## PROBLEM 1
How long and how deep is the reservoir described in the Hetch Hetchy post?
## PROBLEM 2
Give every four-digit year in the Hetch Hetchy post.
* start PASSAGE SHOWN *
Showing posts with label Sierra Club. Show all posts
Showing posts with label Sierra Club. Show all posts

Thursday, January 15, 2015

Hetch Hetchy Valley and Reservoir; undiscovered but stunning part of Yosemite!

Hetch Hetchy Valley and Reservoir, looking east from trail on the north shore trail of the reservoir.

The trail along the north shore of Hetch Hetchy Reservoir, looking back towards the dam.

The Hetch Hetchy Dam, started in 1919, completed in 1923 and further heightened in 1938, it now floods the valley and creates a reservoir that is 8 miles long, and up to 300 feet deep.

Hetch Hetchy Watershed at top, the much-more visited Yosemite Valley (to the south) at bottom of map.

The Hetch Hetchy Valley and free-flowing Tuolumne River, in the early 1900s, before the dam was approved.

A portion of the ferocious Rim Fire of a year ago, that burned vast swathes of forest in and around Yosemite Park; this view looking to the northeast, into the Tuolumne River drainage, with Hetch Hetchy in distance.

The old post office in Chinese Camp, part of a three block Gold Rush ghost town, right on Hwy. 120, on the way to Hetch Hetchy and Yosemite Valleys.
* end PASSAGE SHOWN *
* start DATASET RECORDS *
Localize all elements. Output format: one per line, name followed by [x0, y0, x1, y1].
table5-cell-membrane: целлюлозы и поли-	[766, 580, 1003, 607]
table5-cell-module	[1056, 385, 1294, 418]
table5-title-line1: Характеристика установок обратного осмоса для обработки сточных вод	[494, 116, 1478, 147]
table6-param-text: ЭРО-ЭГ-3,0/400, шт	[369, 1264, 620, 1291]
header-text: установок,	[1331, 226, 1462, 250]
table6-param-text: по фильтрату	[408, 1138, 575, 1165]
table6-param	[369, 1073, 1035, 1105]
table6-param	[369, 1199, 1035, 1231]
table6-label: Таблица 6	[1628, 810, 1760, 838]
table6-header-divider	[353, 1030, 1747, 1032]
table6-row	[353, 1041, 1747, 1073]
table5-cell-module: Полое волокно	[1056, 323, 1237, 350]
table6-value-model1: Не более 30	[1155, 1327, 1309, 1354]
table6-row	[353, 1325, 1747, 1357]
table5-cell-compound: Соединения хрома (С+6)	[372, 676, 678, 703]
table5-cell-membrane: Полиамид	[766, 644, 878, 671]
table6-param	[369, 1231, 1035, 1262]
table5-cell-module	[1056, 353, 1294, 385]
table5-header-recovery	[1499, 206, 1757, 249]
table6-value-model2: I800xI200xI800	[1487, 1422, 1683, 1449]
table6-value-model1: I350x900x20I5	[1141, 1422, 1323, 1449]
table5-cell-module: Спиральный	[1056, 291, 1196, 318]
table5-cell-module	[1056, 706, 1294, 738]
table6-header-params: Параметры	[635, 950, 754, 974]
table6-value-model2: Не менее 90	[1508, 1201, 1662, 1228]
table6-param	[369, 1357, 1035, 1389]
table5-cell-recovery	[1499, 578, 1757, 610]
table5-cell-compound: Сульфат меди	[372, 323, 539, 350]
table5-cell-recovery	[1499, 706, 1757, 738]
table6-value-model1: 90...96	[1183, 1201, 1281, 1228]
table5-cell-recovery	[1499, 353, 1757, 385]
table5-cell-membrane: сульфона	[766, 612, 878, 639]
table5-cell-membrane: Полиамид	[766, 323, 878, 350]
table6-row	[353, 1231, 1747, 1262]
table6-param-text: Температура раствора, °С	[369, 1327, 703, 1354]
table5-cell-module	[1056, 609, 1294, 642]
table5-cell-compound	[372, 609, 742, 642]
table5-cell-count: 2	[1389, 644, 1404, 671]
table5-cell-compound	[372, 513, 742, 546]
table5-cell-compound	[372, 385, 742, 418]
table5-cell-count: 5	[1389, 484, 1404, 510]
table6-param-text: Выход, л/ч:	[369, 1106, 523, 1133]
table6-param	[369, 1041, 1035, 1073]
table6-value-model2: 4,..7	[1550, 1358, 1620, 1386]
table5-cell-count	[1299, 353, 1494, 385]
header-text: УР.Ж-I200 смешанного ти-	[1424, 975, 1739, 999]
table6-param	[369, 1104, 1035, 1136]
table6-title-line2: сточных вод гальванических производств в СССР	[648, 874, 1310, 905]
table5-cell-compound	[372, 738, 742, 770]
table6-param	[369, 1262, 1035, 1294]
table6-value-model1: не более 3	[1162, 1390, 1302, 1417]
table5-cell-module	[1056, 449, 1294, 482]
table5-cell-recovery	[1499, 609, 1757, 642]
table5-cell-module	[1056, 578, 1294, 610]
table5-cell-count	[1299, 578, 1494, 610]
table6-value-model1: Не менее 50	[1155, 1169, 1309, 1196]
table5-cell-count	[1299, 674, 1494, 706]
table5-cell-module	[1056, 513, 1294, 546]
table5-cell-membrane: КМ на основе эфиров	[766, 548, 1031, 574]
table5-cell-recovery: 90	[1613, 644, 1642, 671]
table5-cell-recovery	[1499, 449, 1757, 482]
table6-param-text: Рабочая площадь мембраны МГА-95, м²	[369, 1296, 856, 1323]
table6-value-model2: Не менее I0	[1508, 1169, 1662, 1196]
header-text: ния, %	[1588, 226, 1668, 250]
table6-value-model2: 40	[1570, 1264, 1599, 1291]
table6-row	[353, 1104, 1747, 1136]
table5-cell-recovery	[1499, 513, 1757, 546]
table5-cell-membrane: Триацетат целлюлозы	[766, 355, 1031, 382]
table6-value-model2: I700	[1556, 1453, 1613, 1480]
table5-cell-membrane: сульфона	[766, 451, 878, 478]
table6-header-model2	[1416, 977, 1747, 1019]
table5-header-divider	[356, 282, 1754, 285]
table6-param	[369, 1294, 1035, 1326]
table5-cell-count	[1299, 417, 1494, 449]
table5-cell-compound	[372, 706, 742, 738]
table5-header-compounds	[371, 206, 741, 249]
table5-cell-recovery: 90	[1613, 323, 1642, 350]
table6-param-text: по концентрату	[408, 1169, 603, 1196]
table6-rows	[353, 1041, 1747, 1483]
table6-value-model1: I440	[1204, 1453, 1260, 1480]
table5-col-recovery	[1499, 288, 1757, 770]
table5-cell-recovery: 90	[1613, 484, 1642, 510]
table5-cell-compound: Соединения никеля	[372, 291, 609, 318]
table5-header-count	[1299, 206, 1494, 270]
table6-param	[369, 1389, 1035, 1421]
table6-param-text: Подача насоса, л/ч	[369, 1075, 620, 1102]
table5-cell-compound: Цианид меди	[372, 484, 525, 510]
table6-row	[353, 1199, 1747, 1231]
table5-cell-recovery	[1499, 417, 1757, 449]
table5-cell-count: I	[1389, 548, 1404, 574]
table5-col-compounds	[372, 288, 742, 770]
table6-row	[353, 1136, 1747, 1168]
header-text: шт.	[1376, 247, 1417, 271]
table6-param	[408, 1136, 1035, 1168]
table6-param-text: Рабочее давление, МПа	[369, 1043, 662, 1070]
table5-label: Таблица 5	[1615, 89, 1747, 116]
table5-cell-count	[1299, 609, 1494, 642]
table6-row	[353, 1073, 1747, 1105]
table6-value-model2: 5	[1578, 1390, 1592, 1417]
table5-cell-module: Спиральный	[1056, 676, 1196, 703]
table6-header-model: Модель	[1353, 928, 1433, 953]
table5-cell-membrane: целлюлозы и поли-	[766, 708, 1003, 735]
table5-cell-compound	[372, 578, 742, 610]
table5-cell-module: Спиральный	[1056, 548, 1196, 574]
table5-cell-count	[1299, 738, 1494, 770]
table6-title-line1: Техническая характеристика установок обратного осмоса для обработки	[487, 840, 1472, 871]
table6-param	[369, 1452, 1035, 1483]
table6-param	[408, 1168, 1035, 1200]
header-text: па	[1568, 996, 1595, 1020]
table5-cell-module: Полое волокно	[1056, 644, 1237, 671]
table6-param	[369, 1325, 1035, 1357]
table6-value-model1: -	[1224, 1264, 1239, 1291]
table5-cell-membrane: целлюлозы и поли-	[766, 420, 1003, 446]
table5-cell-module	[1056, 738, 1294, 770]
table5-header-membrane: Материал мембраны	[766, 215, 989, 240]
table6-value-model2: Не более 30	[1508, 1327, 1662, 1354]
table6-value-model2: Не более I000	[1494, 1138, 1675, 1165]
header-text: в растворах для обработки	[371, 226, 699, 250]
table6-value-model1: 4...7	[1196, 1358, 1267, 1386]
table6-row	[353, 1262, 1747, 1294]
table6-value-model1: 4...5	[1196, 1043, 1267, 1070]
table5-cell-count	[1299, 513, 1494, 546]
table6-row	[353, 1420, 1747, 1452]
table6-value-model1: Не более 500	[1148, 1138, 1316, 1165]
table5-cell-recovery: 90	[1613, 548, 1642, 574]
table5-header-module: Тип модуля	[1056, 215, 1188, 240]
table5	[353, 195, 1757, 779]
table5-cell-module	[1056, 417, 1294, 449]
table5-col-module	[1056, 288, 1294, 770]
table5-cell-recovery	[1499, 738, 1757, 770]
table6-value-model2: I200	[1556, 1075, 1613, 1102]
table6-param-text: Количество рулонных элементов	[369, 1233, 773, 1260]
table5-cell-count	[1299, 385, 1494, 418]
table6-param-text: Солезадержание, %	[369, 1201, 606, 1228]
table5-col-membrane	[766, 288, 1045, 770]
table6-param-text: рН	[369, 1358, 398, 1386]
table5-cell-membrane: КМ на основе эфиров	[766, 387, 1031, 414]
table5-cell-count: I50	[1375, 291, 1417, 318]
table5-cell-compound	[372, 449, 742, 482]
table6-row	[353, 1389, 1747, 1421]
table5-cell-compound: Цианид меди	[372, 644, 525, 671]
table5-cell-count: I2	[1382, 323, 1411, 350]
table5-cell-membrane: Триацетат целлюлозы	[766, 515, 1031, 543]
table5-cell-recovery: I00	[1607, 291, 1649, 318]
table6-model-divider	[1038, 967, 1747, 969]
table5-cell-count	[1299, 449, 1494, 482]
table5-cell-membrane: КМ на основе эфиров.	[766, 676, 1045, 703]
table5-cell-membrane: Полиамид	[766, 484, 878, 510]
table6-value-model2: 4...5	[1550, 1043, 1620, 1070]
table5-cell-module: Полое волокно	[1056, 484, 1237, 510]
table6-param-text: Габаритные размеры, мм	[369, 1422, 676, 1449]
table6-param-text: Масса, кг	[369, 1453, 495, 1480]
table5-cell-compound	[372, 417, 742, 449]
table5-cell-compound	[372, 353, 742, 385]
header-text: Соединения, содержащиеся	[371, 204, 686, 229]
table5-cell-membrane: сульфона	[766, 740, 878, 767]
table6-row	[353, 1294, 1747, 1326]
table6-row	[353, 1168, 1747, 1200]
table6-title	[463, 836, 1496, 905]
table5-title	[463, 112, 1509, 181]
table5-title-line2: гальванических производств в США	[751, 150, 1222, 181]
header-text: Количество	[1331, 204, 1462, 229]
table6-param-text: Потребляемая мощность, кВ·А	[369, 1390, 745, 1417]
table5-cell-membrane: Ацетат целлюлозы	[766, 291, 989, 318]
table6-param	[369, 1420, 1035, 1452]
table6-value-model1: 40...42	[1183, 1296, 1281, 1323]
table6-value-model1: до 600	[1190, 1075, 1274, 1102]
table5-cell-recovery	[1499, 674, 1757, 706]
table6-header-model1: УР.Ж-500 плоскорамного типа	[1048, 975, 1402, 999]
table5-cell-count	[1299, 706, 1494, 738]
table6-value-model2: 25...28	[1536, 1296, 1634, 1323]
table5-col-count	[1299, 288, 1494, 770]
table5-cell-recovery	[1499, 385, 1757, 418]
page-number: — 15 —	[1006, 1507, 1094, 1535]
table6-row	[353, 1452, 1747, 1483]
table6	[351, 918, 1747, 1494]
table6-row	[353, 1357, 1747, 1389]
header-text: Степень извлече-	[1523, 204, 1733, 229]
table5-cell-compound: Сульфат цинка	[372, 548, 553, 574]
* end DATASET RECORDS *
## CORRECT ANSWER 1
8 miles long and up to 300 feet deep.

## CORRECT ANSWER 2
2015, 1919, 1923, 1938